Input data:
######

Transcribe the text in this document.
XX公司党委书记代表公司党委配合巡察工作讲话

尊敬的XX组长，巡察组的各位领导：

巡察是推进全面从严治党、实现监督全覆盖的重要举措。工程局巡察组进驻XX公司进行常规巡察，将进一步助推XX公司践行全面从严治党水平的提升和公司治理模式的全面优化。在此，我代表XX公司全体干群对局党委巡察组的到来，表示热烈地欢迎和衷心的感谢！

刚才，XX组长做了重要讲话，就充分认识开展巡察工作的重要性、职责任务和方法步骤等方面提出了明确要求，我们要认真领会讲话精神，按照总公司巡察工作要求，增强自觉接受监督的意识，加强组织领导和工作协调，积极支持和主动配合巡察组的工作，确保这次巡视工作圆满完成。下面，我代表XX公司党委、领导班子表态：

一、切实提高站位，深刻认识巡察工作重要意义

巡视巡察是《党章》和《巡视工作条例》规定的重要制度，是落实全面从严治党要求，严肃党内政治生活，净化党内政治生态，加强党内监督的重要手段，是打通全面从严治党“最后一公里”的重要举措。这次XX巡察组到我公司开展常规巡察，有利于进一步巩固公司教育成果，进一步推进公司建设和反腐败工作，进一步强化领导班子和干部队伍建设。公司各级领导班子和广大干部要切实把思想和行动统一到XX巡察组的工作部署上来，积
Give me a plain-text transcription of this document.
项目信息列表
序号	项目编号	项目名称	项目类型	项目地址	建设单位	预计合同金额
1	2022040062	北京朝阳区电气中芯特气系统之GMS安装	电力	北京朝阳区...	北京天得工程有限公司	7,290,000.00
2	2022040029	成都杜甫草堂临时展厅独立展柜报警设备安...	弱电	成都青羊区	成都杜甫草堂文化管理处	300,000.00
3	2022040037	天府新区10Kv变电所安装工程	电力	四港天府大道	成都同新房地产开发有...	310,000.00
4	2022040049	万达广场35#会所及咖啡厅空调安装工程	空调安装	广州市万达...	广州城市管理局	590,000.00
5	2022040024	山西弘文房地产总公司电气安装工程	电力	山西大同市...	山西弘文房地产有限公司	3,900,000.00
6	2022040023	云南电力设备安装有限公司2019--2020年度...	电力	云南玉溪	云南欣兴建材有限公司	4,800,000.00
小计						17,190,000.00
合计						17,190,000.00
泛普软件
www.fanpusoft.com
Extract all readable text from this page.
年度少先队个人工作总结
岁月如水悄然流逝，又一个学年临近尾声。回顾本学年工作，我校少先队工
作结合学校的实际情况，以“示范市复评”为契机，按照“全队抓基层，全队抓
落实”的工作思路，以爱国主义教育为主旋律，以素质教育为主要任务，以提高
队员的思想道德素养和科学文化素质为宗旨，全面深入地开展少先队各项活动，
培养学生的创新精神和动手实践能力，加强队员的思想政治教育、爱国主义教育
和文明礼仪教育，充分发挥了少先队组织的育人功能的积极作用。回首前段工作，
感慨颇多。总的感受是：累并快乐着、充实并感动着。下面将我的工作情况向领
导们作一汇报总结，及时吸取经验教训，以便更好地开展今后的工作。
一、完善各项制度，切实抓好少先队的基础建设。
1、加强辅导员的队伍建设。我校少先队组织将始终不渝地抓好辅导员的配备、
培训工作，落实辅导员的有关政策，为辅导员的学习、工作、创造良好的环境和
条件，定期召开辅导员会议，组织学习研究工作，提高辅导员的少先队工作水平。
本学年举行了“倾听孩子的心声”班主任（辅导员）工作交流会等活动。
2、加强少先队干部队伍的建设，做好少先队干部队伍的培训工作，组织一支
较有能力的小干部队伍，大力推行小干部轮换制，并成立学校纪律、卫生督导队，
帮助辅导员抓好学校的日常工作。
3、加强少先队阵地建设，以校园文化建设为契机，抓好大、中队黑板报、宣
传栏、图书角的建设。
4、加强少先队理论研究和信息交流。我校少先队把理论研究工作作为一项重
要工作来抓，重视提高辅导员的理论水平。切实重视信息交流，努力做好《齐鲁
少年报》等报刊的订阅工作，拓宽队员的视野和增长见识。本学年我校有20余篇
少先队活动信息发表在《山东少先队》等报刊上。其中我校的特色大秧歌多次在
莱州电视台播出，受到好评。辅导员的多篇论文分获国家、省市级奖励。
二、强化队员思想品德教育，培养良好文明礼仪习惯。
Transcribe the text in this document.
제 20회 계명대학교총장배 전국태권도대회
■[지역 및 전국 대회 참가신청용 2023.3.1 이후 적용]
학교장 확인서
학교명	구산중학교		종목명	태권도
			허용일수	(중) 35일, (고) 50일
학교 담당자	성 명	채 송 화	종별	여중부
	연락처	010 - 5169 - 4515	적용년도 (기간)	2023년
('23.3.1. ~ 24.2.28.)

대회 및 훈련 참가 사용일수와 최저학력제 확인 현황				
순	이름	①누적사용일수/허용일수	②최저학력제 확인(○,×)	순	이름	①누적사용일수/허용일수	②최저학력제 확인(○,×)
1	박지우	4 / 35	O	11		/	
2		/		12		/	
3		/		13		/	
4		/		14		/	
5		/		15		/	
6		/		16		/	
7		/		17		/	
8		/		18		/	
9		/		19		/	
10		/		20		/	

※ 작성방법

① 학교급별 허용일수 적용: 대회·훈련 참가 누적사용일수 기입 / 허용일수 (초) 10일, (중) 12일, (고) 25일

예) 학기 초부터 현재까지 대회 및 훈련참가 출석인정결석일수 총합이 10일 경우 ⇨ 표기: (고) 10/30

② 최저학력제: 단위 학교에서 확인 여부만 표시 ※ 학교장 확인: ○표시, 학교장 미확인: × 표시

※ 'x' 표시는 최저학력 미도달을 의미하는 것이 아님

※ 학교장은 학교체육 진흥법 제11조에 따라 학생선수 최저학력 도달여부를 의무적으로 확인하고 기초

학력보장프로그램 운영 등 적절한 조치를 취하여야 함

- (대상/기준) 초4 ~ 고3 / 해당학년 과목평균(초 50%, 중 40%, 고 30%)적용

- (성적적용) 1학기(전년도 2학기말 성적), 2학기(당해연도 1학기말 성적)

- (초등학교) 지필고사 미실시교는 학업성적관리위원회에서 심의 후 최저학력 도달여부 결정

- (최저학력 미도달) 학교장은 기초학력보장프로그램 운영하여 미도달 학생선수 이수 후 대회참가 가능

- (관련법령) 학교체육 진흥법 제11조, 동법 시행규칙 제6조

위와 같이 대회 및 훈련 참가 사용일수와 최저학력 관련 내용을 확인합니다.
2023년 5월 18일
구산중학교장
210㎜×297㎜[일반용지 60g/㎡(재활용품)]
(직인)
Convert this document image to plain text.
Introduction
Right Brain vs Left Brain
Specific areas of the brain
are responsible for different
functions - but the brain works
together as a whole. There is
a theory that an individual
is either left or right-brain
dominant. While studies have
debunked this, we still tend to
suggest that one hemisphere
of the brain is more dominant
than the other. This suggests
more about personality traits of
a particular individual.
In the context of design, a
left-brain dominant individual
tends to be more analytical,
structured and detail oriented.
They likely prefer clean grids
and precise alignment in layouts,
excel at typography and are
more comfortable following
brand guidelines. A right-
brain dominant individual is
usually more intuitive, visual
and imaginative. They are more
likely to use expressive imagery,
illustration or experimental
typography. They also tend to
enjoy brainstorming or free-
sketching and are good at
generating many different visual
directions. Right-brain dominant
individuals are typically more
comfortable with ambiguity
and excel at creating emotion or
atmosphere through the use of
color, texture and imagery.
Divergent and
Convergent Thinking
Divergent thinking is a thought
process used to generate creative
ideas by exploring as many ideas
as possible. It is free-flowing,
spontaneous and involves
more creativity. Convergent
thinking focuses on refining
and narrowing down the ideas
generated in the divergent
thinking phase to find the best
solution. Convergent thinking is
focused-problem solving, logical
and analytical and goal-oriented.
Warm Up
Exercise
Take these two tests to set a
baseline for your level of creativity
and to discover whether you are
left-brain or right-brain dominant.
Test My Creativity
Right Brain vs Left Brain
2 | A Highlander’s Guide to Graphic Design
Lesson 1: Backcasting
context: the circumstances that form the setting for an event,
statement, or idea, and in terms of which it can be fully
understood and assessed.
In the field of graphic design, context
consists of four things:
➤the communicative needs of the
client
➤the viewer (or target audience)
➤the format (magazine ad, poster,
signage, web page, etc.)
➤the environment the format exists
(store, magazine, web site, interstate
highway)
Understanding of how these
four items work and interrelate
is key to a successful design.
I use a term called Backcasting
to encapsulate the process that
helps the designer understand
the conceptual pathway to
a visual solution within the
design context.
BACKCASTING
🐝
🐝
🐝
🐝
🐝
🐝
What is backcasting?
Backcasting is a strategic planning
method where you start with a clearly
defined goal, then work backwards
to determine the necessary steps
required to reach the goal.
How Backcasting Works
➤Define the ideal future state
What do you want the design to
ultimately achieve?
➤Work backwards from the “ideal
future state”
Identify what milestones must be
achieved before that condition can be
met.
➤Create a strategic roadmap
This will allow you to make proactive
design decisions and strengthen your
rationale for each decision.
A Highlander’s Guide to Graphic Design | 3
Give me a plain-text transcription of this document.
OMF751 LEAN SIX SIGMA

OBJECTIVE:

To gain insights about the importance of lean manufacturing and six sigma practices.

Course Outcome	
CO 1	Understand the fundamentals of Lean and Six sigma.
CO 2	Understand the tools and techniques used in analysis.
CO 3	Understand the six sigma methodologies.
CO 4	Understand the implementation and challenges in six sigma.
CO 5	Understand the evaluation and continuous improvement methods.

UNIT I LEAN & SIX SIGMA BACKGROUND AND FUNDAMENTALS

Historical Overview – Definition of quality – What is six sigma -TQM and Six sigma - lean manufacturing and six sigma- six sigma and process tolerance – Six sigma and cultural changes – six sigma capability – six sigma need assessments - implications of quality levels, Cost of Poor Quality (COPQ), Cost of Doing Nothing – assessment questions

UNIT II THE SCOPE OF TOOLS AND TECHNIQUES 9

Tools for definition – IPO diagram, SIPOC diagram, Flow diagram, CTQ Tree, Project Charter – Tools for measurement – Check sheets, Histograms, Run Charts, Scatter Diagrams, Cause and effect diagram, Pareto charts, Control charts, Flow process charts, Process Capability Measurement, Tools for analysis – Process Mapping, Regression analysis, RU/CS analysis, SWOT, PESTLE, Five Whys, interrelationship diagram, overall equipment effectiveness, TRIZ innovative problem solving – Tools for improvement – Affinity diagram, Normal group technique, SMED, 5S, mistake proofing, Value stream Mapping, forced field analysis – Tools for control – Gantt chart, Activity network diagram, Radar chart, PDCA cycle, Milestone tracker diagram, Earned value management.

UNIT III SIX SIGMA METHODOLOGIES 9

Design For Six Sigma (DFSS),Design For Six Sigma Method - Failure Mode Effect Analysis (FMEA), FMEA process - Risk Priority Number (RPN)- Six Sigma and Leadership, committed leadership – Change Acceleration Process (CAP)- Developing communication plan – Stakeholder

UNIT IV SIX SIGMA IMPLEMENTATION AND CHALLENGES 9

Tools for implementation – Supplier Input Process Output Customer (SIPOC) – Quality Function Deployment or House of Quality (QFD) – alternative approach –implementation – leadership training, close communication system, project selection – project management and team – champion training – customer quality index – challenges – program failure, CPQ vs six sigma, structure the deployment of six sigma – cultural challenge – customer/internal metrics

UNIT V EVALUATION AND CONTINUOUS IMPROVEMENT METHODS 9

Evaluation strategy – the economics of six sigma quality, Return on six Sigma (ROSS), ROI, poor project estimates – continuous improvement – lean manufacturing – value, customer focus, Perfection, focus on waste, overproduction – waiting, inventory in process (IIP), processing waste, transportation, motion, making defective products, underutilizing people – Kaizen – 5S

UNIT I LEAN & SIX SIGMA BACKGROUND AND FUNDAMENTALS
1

######

The exercise:
All lines of the data above that include the word "학교장은" must be shown.

Right answer:
※ 학교장은 학교체육 진흥법 제11조에 따라 학생선수 최저학력 도달여부를 의무적으로 확인하고 기초
- (최저학력 미도달) 학교장은 기초학력보장프로그램 운영하여 미도달 학생선수 이수 후 대회참가 가능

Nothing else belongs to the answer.